GOAL:
From the listing below, pull out all lines with "remain" in them.

PROVIDED ENTRIES:
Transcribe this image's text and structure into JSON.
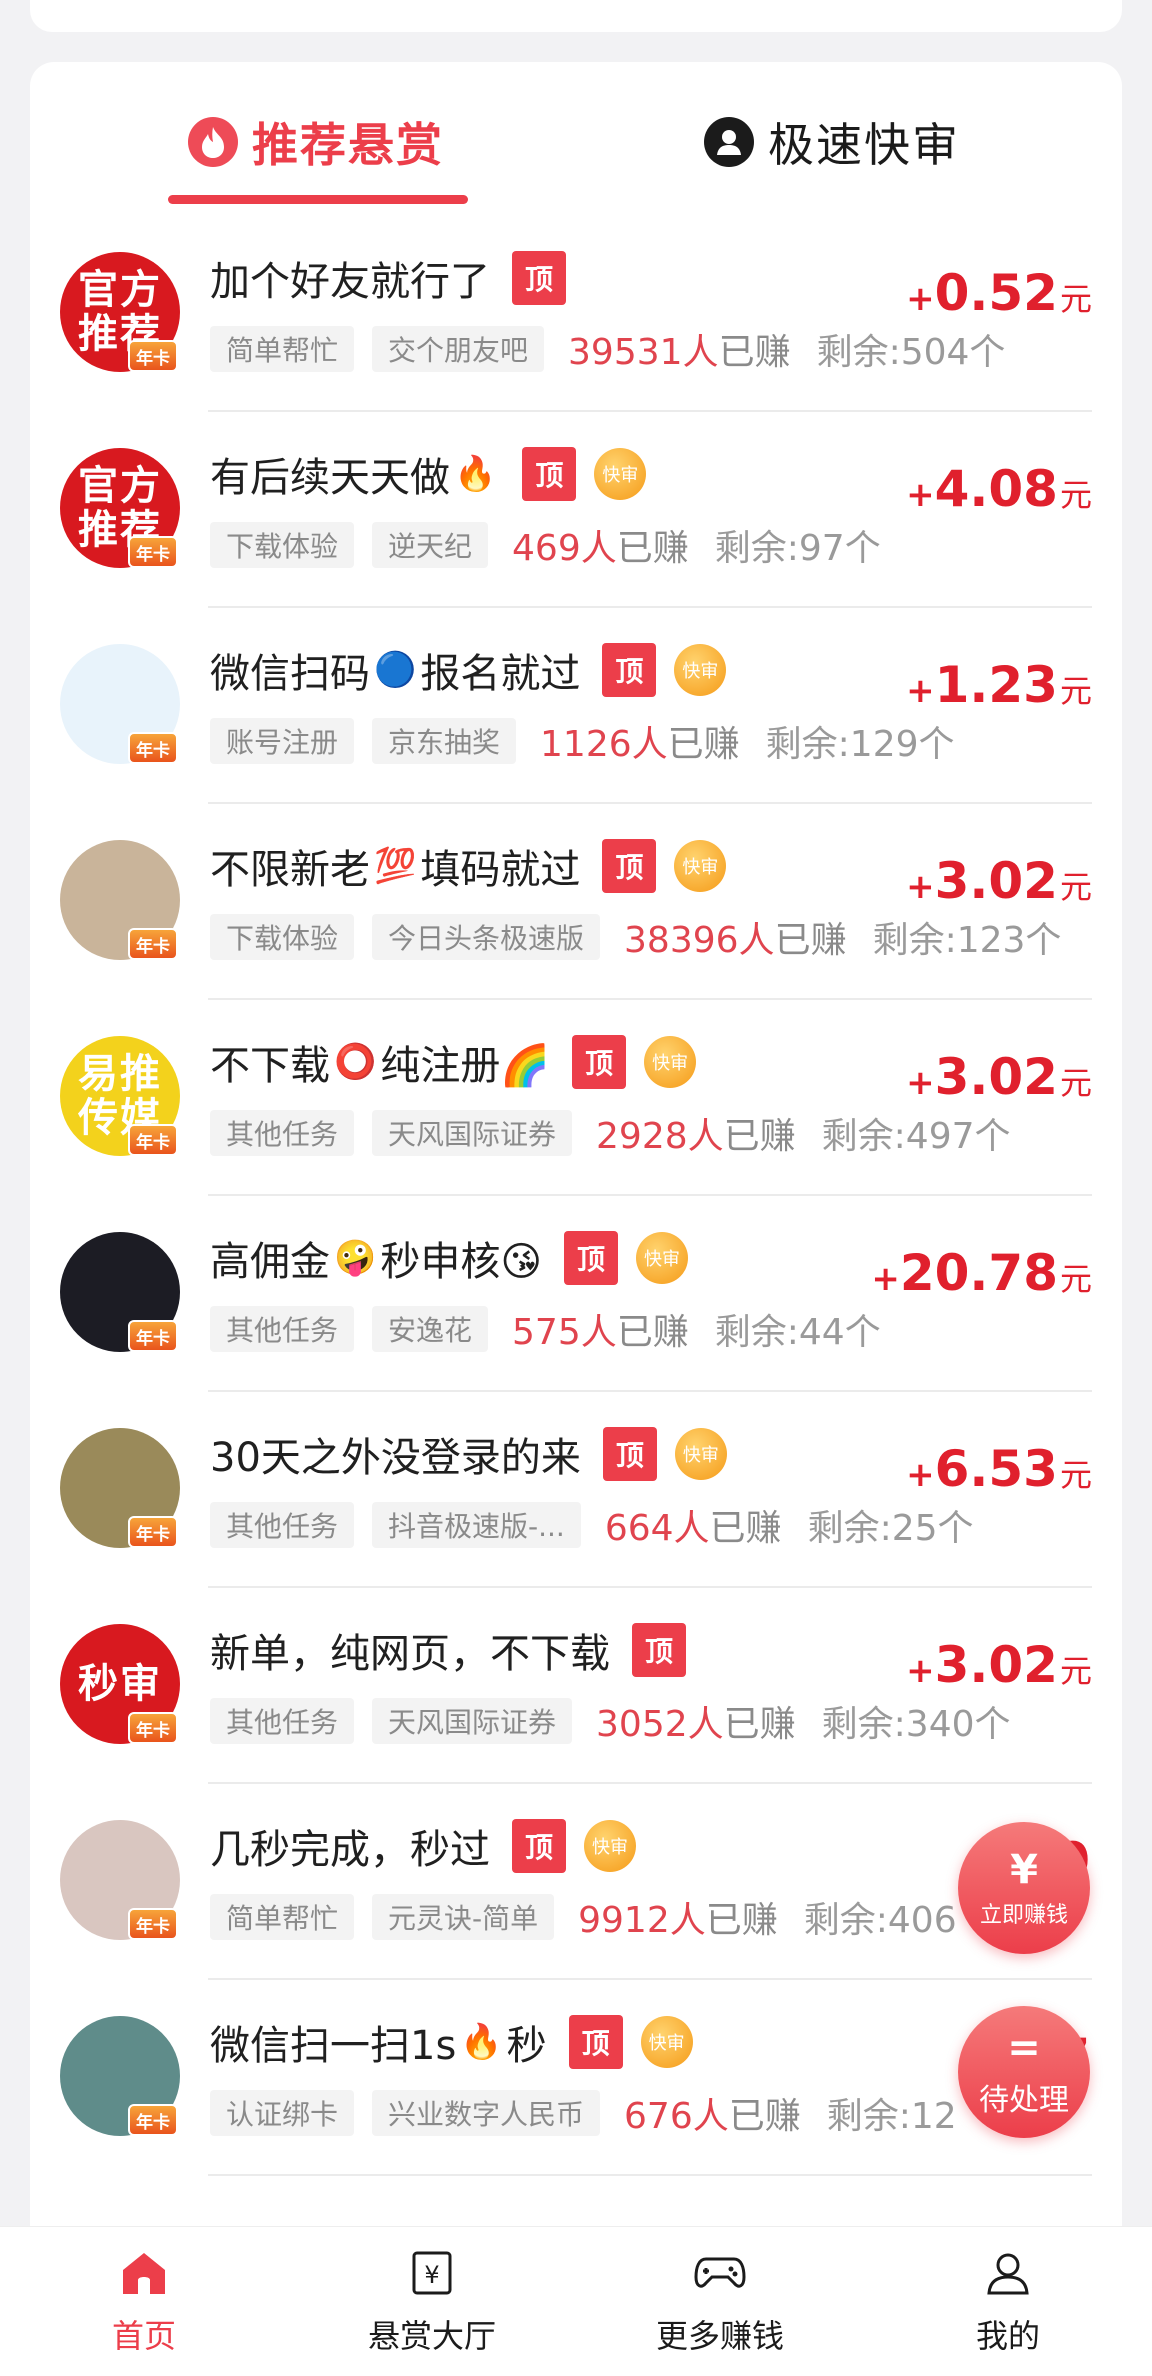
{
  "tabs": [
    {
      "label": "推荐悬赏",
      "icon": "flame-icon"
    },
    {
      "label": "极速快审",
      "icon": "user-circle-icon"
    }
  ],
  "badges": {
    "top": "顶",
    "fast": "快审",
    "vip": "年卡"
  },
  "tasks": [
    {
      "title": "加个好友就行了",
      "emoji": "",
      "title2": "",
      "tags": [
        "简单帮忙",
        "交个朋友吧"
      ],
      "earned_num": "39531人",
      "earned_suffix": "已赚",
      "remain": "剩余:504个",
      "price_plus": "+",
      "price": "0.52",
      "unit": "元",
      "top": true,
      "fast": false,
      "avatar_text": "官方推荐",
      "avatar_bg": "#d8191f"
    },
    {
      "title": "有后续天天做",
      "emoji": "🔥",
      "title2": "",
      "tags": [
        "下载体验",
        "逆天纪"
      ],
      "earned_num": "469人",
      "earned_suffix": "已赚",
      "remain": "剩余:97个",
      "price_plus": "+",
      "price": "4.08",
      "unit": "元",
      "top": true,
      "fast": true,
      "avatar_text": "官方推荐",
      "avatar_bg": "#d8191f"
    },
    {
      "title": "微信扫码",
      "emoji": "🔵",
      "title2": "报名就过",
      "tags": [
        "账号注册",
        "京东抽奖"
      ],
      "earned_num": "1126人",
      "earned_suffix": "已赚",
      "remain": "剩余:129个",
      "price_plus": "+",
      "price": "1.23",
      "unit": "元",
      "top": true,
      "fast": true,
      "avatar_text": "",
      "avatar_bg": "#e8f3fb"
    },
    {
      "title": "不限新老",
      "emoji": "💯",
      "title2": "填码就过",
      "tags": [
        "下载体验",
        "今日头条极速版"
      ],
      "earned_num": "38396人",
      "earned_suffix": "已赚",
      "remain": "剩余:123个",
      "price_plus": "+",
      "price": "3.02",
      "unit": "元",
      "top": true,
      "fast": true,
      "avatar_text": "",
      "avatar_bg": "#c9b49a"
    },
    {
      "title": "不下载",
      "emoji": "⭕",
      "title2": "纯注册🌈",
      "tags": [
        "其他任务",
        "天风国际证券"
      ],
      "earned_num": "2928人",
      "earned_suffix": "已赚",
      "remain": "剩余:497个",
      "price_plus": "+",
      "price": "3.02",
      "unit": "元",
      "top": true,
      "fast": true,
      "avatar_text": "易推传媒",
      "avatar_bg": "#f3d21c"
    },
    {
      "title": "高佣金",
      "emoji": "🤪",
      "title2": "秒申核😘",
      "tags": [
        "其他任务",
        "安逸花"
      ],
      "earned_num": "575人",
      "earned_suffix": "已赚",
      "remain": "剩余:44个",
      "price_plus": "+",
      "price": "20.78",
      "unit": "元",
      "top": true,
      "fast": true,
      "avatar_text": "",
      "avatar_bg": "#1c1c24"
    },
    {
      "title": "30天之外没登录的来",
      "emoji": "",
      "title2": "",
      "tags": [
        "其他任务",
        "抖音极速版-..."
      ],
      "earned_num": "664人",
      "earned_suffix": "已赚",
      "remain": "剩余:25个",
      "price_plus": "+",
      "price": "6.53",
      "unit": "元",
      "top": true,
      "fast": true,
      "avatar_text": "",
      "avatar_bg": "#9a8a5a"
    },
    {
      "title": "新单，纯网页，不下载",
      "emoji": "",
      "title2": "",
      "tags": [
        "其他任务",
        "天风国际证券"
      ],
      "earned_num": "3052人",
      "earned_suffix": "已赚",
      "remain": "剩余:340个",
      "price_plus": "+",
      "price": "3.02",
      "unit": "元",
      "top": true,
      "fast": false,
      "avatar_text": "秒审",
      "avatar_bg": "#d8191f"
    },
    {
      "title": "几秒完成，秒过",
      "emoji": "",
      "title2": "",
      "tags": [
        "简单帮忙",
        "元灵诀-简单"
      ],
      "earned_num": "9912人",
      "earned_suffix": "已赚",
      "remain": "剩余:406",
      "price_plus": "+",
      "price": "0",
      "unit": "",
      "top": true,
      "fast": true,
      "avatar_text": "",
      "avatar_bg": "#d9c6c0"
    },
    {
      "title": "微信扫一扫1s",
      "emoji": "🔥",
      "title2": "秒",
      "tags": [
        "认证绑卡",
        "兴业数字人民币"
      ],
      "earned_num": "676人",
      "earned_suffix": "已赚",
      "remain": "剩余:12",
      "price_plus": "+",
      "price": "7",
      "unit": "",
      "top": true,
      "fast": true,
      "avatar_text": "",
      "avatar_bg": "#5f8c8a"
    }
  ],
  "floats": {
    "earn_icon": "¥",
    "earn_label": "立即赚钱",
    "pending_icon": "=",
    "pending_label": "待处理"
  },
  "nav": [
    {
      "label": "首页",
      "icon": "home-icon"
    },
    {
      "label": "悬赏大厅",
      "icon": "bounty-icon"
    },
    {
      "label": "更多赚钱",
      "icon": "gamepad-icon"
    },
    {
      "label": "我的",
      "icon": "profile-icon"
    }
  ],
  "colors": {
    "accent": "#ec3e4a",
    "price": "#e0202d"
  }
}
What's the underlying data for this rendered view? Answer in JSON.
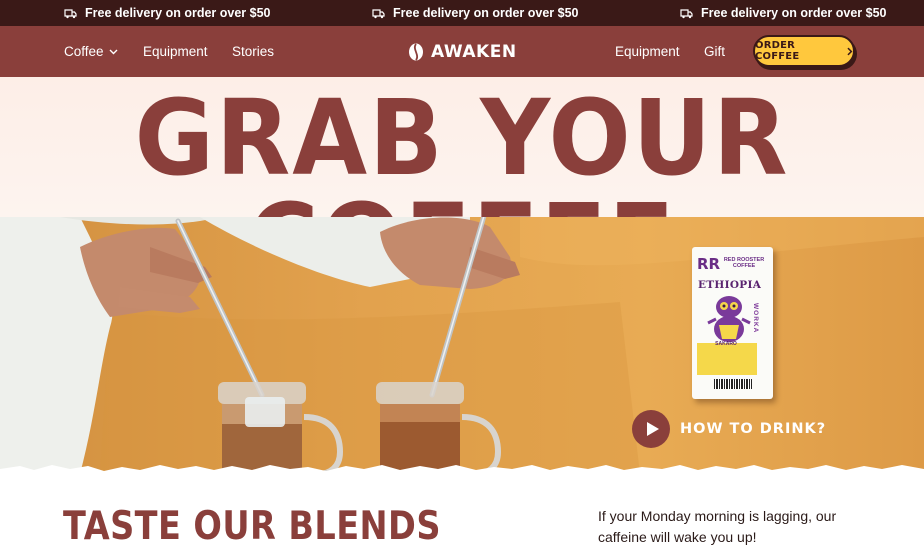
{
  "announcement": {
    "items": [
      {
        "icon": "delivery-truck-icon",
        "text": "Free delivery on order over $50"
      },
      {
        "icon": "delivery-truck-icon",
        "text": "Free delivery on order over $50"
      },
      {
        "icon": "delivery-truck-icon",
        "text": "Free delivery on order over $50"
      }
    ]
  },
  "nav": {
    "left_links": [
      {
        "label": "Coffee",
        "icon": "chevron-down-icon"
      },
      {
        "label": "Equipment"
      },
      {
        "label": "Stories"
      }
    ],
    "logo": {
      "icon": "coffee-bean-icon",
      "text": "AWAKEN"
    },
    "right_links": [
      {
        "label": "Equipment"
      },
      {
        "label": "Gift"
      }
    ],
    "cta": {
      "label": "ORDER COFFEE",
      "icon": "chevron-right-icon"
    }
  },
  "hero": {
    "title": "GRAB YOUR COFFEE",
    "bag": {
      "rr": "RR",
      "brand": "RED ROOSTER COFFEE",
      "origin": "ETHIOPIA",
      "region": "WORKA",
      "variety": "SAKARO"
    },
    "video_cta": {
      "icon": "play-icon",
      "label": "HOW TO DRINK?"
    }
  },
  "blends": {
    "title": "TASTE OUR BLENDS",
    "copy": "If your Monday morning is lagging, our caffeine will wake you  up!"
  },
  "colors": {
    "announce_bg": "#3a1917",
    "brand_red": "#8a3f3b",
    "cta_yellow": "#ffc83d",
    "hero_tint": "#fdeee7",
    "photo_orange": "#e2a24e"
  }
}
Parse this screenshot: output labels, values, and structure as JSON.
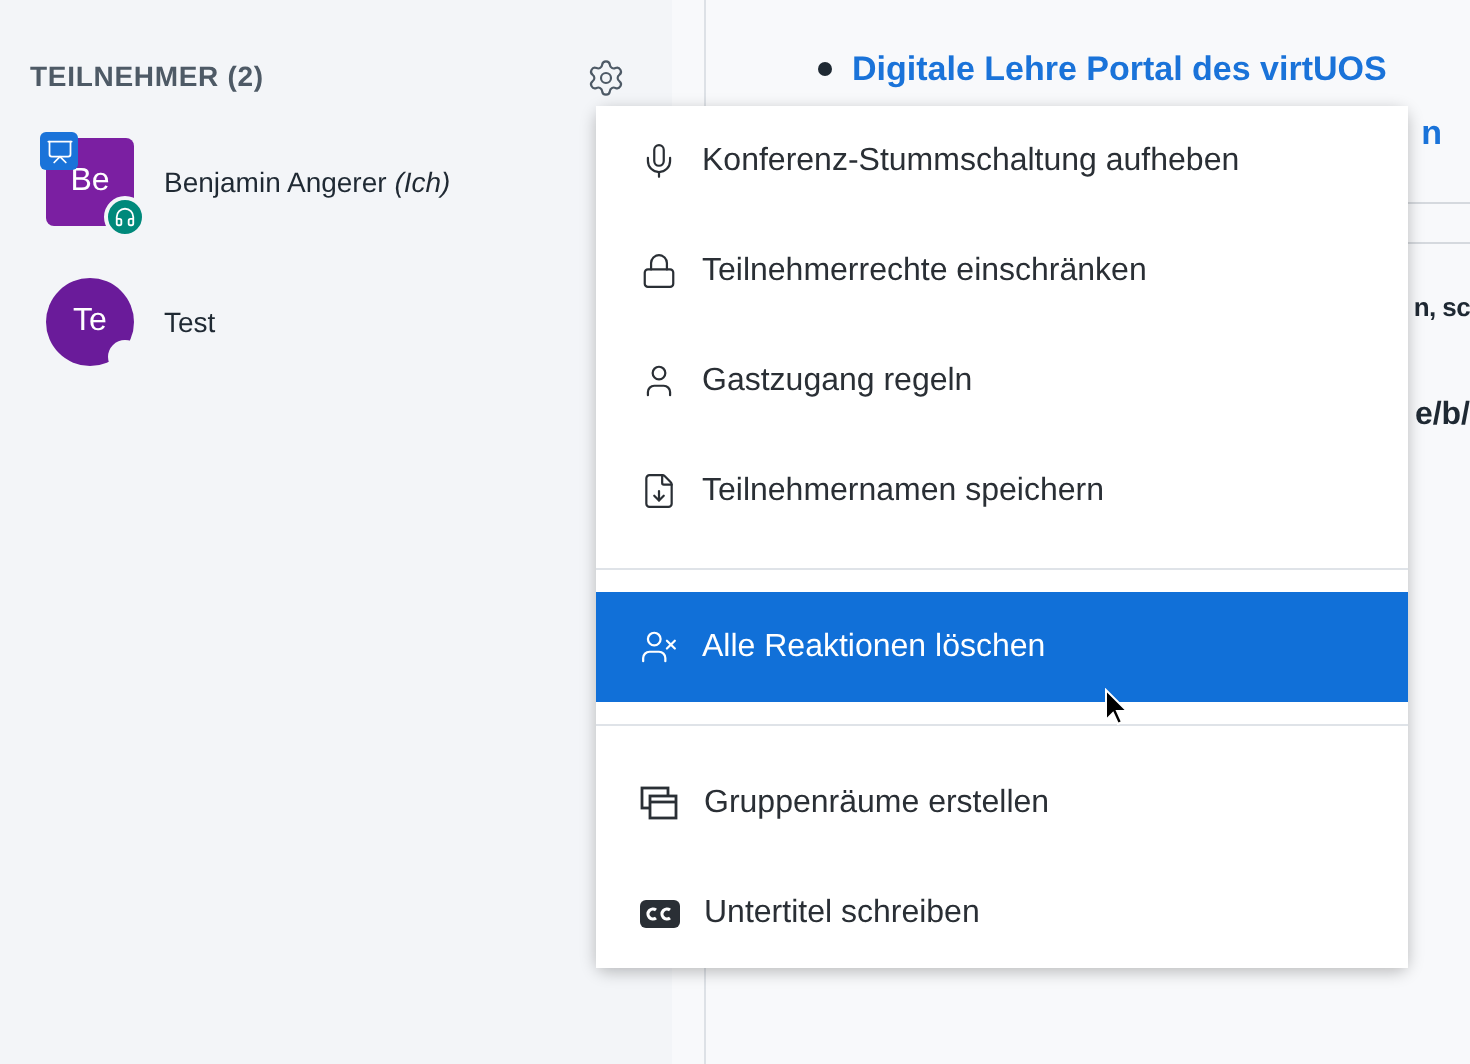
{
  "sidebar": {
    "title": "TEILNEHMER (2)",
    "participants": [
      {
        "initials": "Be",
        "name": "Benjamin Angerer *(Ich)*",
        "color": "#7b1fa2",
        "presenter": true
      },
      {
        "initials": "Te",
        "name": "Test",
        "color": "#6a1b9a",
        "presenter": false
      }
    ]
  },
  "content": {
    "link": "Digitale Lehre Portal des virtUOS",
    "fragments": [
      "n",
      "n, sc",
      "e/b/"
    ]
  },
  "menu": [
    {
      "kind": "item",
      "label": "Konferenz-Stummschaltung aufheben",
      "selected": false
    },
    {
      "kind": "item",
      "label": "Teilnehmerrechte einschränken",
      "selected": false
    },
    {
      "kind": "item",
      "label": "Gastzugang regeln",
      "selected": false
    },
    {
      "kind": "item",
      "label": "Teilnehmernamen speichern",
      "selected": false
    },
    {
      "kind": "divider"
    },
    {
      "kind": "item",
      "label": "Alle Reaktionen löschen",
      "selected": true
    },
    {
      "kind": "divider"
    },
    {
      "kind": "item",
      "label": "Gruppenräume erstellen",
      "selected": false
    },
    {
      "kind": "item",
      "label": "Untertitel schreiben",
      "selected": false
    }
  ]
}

TASK RESULT:
      "remain": "剩余:504个",
      "remain": "剩余:97个",
      "remain": "剩余:129个",
      "remain": "剩余:123个",
      "remain": "剩余:497个",
      "remain": "剩余:44个",
      "remain": "剩余:25个",
      "remain": "剩余:340个",
      "remain": "剩余:406",
      "remain": "剩余:12",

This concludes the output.